#### Aim of the exercise:
Below is a set of records; print all of them exactly as written.

■ ■ ■

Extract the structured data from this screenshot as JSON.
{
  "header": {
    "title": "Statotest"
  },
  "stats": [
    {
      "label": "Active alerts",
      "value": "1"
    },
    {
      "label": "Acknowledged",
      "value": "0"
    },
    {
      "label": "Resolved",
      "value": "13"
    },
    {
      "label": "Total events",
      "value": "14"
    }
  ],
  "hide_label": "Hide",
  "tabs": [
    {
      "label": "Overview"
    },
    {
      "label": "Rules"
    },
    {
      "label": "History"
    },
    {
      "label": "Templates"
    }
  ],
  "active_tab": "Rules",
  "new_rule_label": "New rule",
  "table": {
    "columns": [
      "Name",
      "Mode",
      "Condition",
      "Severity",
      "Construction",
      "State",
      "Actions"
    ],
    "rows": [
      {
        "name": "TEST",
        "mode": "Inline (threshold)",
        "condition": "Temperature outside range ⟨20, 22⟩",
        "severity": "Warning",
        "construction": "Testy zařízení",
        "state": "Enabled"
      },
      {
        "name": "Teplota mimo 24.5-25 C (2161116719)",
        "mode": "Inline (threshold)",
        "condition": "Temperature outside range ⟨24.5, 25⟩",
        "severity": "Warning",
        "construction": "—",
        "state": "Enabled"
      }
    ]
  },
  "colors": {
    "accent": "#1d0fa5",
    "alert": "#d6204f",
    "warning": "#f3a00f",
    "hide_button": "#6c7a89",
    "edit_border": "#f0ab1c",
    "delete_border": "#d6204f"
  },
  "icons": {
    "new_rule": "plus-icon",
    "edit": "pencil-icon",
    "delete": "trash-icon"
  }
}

■ ■ ■

#### Worked solution:
Extract the structured data from this screenshot as JSON.
{
  "header": {
    "title": "Statotest"
  },
  "stats": [
    {
      "label": "Active alerts",
      "value": "1"
    },
    {
      "label": "Acknowledged",
      "value": "0"
    },
    {
      "label": "Resolved",
      "value": "13"
    },
    {
      "label": "Total events",
      "value": "14"
    }
  ],
  "hide_label": "Hide",
  "tabs": [
    {
      "label": "Overview"
    },
    {
      "label": "Rules"
    },
    {
      "label": "History"
    },
    {
      "label": "Templates"
    }
  ],
  "active_tab": "Rules",
  "new_rule_label": "New rule",
  "table": {
    "columns": [
      "Name",
      "Mode",
      "Condition",
      "Severity",
      "Construction",
      "State",
      "Actions"
    ],
    "rows": [
      {
        "name": "TEST",
        "mode": "Inline (threshold)",
        "condition": "Temperature outside range ⟨20, 22⟩",
        "severity": "Warning",
        "construction": "Testy zařízení",
        "state": "Enabled"
      },
      {
        "name": "Teplota mimo 24.5-25 C (2161116719)",
        "mode": "Inline (threshold)",
        "condition": "Temperature outside range ⟨24.5, 25⟩",
        "severity": "Warning",
        "construction": "—",
        "state": "Enabled"
      }
    ]
  },
  "colors": {
    "accent": "#1d0fa5",
    "alert": "#d6204f",
    "warning": "#f3a00f",
    "hide_button": "#6c7a89",
    "edit_border": "#f0ab1c",
    "delete_border": "#d6204f"
  },
  "icons": {
    "new_rule": "plus-icon",
    "edit": "pencil-icon",
    "delete": "trash-icon"
  }
}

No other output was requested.